## Set problem
Copy every line with the string "δαίμων" in it.

─── Stored data

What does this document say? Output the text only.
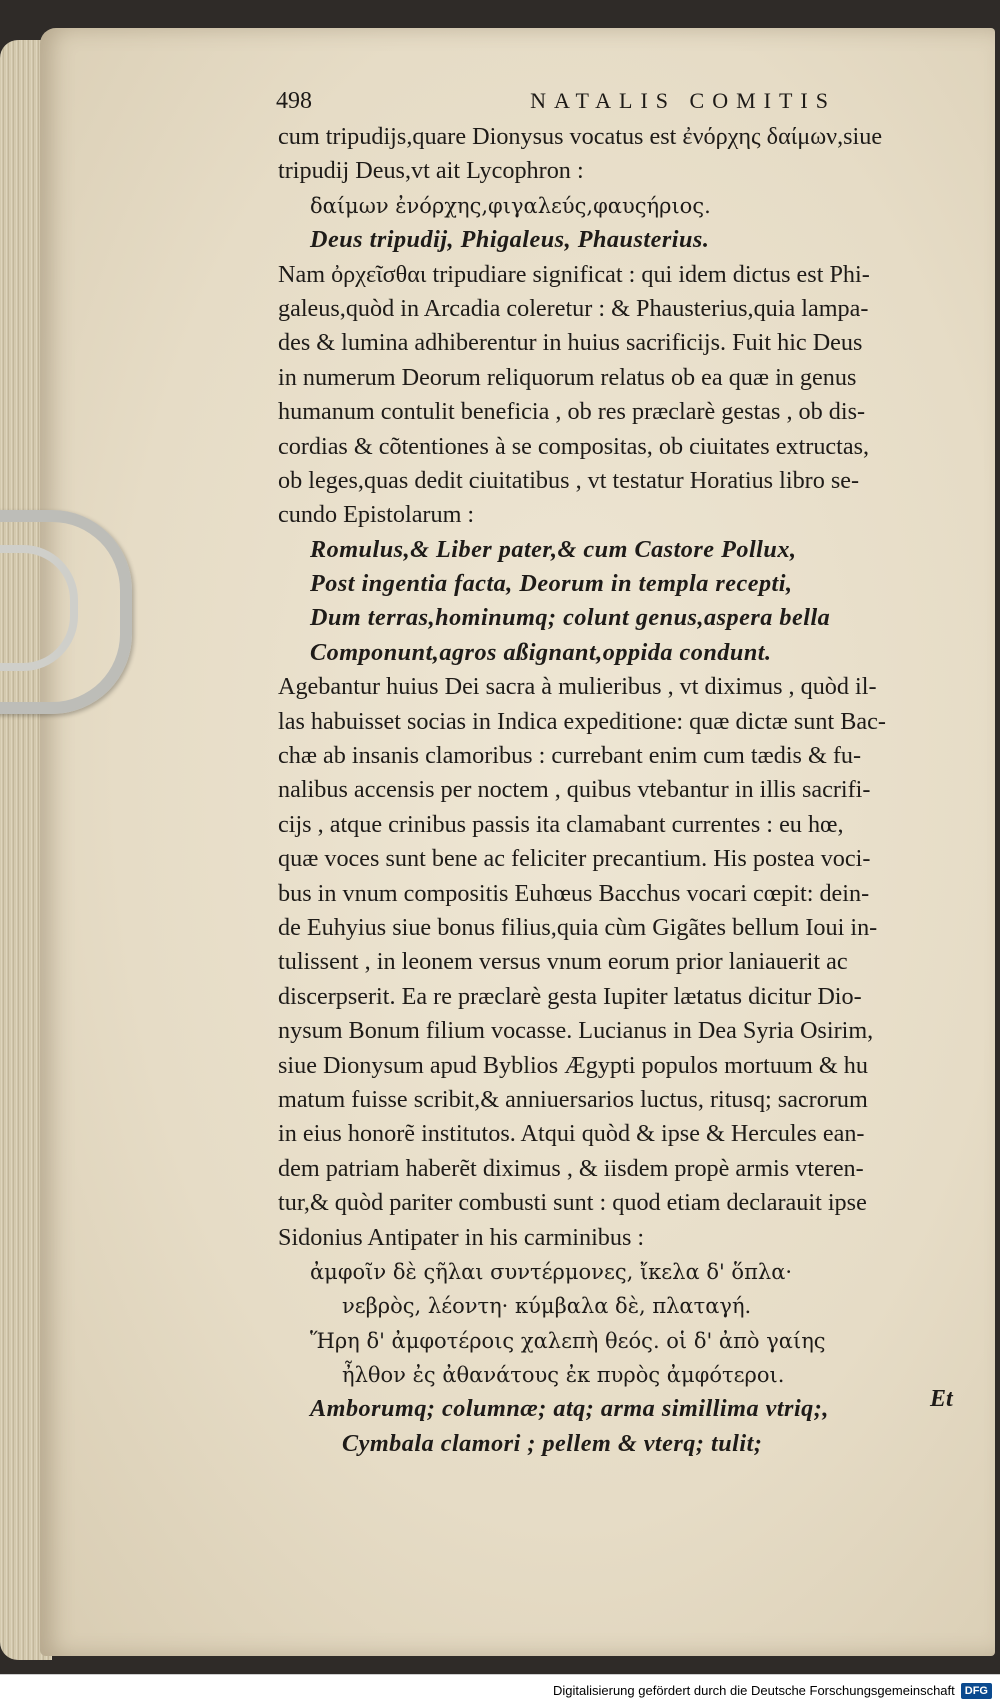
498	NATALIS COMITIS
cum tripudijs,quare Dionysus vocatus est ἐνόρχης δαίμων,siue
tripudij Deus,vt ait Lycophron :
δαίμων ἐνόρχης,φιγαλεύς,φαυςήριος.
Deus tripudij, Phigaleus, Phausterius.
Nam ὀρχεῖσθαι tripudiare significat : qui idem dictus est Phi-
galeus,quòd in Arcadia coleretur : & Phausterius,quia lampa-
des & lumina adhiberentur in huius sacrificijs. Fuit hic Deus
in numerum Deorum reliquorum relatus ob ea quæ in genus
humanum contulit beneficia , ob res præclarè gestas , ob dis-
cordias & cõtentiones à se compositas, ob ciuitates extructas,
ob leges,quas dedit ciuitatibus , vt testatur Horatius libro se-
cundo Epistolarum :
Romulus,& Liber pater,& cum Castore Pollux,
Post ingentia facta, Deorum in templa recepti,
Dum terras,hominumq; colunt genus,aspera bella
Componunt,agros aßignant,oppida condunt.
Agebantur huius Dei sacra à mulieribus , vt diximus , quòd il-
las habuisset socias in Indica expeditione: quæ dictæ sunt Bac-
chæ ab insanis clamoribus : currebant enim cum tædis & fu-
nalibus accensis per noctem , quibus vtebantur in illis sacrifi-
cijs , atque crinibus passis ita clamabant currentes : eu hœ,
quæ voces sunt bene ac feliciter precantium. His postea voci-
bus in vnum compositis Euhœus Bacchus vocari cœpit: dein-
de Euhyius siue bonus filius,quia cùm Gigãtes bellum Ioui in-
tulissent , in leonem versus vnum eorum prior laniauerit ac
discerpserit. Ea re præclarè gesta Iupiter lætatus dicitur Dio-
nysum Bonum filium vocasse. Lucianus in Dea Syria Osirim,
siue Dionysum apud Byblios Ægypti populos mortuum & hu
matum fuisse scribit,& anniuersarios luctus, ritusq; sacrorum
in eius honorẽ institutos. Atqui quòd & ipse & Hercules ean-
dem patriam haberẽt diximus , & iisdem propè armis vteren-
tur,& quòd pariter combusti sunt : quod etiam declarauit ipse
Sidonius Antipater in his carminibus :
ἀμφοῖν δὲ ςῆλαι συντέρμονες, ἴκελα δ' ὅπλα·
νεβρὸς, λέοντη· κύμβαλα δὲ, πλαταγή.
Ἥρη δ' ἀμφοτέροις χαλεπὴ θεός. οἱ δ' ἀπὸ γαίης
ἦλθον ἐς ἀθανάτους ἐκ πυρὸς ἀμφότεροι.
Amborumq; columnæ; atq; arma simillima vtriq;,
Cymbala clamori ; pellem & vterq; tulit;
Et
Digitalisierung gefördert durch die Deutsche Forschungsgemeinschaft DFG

──────

## Response
cum tripudijs,quare Dionysus vocatus est ἐνόρχης δαίμων,siue
δαίμων ἐνόρχης,φιγαλεύς,φαυςήριος.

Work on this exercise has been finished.